[TASK PROMPT] Determine how many lines in these records hold "start". Only the number is wanted.

[DATASET RECORDS]
=====

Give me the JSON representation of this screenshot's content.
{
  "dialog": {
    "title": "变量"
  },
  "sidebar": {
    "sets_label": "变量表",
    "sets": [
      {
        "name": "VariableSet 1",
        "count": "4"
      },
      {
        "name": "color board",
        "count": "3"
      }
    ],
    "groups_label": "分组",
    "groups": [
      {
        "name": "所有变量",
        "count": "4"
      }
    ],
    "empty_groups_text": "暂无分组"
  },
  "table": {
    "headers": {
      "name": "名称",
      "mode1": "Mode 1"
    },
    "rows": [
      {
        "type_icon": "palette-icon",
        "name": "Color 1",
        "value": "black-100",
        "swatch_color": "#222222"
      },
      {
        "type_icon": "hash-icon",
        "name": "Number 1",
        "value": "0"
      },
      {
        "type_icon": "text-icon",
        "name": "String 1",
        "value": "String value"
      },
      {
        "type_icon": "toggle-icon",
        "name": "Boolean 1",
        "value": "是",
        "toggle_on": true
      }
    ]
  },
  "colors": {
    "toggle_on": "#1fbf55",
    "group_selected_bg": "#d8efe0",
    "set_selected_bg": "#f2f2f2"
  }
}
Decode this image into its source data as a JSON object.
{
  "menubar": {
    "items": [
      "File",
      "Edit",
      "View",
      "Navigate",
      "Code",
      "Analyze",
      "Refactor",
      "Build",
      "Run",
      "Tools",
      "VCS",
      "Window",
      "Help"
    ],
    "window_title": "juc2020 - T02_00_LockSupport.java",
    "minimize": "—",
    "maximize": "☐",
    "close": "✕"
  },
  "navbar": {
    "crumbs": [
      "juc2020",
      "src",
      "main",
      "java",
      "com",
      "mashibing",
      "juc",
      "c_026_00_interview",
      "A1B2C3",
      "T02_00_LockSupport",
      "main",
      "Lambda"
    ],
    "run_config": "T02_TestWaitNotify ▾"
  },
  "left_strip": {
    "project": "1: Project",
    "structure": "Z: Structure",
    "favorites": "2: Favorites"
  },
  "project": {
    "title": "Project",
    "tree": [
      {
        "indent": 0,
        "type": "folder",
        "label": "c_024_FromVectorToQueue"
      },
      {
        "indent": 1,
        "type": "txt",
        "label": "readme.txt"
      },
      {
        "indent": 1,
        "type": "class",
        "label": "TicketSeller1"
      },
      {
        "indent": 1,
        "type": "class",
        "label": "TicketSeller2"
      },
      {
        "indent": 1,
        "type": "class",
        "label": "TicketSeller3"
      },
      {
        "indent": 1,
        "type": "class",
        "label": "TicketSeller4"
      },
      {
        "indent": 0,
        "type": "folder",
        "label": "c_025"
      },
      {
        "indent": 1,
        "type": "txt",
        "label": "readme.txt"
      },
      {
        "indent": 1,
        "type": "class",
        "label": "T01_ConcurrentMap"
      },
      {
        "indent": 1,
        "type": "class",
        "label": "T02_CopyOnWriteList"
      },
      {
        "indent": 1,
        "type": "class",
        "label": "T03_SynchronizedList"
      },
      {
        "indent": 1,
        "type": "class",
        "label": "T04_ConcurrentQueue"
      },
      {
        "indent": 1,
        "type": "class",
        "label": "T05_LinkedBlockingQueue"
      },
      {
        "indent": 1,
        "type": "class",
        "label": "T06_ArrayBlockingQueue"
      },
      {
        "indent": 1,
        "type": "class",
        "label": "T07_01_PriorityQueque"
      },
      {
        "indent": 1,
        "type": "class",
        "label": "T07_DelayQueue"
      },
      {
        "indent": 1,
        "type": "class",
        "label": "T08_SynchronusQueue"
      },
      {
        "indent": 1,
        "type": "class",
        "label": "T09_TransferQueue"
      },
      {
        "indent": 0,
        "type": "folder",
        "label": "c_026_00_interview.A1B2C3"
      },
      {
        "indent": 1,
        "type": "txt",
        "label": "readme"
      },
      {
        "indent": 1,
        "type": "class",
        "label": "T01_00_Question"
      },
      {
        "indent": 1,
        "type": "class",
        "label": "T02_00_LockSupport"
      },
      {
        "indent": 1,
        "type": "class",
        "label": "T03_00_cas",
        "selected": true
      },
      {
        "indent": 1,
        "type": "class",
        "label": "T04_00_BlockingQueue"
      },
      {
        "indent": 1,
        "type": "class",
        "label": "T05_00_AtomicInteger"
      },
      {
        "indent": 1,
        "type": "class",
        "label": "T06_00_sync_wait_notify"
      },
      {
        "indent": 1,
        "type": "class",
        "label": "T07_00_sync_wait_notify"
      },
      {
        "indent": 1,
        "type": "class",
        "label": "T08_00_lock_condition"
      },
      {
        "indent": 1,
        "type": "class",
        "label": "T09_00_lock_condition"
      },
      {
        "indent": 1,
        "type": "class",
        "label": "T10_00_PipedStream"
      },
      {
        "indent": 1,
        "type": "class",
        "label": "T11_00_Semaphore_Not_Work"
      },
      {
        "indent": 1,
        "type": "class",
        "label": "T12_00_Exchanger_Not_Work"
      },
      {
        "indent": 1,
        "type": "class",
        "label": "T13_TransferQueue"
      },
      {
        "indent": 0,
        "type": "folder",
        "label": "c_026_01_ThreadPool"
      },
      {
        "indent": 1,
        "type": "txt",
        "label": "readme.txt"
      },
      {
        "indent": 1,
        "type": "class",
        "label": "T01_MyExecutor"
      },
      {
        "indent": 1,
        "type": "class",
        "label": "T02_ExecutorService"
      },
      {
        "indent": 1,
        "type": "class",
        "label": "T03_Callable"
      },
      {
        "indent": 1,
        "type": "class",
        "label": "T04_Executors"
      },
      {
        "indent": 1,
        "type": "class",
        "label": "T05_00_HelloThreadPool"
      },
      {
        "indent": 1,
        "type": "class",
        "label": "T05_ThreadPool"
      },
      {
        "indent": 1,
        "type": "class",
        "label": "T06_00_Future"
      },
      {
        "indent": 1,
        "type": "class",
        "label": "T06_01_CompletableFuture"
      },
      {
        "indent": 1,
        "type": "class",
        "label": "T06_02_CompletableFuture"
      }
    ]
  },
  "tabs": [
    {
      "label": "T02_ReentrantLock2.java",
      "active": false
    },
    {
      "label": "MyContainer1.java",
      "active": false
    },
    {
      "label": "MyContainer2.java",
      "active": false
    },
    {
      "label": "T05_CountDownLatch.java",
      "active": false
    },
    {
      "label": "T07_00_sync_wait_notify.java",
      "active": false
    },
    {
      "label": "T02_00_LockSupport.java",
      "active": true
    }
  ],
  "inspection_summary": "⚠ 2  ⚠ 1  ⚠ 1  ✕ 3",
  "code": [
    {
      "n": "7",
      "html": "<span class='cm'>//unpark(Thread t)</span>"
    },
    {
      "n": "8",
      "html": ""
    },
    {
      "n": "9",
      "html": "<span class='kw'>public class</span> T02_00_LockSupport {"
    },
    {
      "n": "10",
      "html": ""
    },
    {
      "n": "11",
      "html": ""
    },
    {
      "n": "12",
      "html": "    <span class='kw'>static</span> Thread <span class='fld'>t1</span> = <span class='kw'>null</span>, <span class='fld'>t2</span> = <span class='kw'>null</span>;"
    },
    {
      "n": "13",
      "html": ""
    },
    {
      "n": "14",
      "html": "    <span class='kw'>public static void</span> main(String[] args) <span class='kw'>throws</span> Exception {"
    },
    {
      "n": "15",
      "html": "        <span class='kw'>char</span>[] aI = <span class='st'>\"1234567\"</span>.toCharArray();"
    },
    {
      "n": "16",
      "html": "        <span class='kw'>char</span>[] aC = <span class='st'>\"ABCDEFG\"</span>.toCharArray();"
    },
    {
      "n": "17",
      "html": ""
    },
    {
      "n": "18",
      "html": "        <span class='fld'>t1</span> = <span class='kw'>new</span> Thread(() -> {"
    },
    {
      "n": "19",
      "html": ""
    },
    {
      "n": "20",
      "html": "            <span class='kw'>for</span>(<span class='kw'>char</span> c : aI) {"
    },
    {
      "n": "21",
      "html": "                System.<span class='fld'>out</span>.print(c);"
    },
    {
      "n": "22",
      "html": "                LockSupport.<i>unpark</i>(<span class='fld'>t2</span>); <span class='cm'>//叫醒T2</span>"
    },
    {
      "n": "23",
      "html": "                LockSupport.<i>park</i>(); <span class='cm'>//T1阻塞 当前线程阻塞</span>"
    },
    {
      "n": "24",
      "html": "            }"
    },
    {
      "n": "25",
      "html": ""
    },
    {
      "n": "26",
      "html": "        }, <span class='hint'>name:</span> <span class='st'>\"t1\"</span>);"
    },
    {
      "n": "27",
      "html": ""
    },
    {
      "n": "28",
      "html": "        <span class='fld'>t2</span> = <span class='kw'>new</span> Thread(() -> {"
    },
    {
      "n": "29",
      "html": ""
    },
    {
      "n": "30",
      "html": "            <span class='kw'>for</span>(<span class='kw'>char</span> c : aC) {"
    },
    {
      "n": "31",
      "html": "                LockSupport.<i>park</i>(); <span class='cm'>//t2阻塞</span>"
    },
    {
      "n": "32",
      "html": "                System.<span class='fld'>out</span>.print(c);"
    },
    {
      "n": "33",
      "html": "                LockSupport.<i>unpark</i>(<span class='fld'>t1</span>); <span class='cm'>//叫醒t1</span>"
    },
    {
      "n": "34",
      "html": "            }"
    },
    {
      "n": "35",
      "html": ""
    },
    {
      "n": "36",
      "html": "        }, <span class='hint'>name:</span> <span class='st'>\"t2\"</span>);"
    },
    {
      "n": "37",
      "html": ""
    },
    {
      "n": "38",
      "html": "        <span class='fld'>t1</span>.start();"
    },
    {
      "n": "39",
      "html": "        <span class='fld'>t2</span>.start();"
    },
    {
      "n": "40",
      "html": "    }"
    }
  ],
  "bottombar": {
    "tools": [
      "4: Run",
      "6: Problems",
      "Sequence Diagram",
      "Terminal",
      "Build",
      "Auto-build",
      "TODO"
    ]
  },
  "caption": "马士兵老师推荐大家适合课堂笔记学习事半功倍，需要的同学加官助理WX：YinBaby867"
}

=====

[FINAL ANSWER] 2